___ TEXT UNDER STUDY

I came into TechCrunch Disrupt not knowing what to expect. Luckily, this was something I was doing with two friends from college who had participated in a number of hackathons during undergrad.
Like many hackathons, there were a number of API prizes. Since Andrew and Michelle were both consultants at the time, many of our initial ideas revolved around Concur
, the popular business travel expense management system. Andrew and I are both avid Swarm (previously Foursquare) users, not only as a way to keep up with our friends, but also as a way to find new restaurants to try in New York City. After a few hours of ideas bouncing back and forth, I thought about how where we choose to spend our money is a way we make recommendations. That idea eventually evolved into CorpSquare, a webapp where business travelers can go to see how their coworkers have chosen to spend their money while on business travel.
Since employees would already have to upload their expenses to Concur, it would be simple enough to aggregate the data that a business already had to make recommendations to employees. There was almost no barrier to entry for employees to use CorpSquare to find restaurant recommendations while traveling for business.
Given the limited time we had to work on our hack, we wanted to keep the site very simple. Users simply searched for the city they wanted to travel to. Our initial mockups of the screens were done quickly to help us all get on the same page as far as the functionality went.

______
___ RAW DATA

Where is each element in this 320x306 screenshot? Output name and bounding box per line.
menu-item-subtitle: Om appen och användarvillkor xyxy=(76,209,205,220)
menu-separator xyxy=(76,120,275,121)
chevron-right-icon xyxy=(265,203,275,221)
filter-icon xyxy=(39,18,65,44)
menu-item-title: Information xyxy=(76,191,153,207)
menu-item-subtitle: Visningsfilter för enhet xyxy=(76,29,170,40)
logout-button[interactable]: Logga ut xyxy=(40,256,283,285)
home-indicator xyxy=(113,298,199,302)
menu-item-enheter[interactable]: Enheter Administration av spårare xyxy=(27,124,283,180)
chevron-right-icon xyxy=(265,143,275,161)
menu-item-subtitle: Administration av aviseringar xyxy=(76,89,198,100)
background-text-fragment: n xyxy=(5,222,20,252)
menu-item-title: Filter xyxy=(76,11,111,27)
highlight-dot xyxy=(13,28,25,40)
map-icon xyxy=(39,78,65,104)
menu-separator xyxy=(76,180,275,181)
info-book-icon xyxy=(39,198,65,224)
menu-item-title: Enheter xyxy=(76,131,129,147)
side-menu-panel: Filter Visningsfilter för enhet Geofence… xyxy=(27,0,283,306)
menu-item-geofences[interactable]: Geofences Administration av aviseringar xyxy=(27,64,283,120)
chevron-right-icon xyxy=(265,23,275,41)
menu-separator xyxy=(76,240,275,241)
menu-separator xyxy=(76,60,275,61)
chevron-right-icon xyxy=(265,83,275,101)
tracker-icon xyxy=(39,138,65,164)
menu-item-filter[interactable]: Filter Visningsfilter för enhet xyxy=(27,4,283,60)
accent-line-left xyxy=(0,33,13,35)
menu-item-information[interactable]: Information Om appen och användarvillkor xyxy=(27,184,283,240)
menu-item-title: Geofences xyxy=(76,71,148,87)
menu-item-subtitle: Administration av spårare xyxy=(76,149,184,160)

______

**WORK INSTRUCTION:** Continue the account of building CorpSquare at TechCrunch Disrupt, starting after its final sentence about the initial mockups.

**EXERCISE RESULT:**
On the site's landing page, users would enter in the email address they used with their Concur account.
Once the user searched for their destination, they would be brought to a simple map listing all the restaurants their coworkers had been, based on the business expenses that Concur already had.
Users can see a map with pins on where their coworkers had been during previous business trips.
If a user selected one of the restaurants, a popup module would open to show basic details about the restaurant. We want to keep this interaction similar to other maps interactions so it would more accurately follow the mental model users have for interacting with a maps application.
Basic details about the restaurant would be displayed.
After working through the night to get our hack working, we realized that someone needed to pitch our idea. Though I knew I would be thoroughly outside of my comfort zone, I stepped forward to make the presentation. Where else would I get the chance to present in front of hundreds upon hundreds of people, talking about a project that I had seen from start to finish?
I definitely underestimated my nerves before the event. However, I got up on stage and did it
. I don't particularly remember getting up on stage, and have yet to re-watch it myself. In spite of my serious nerves, the judges liked what we did, and awarded us the Concur Award for Best Use of the Concur API.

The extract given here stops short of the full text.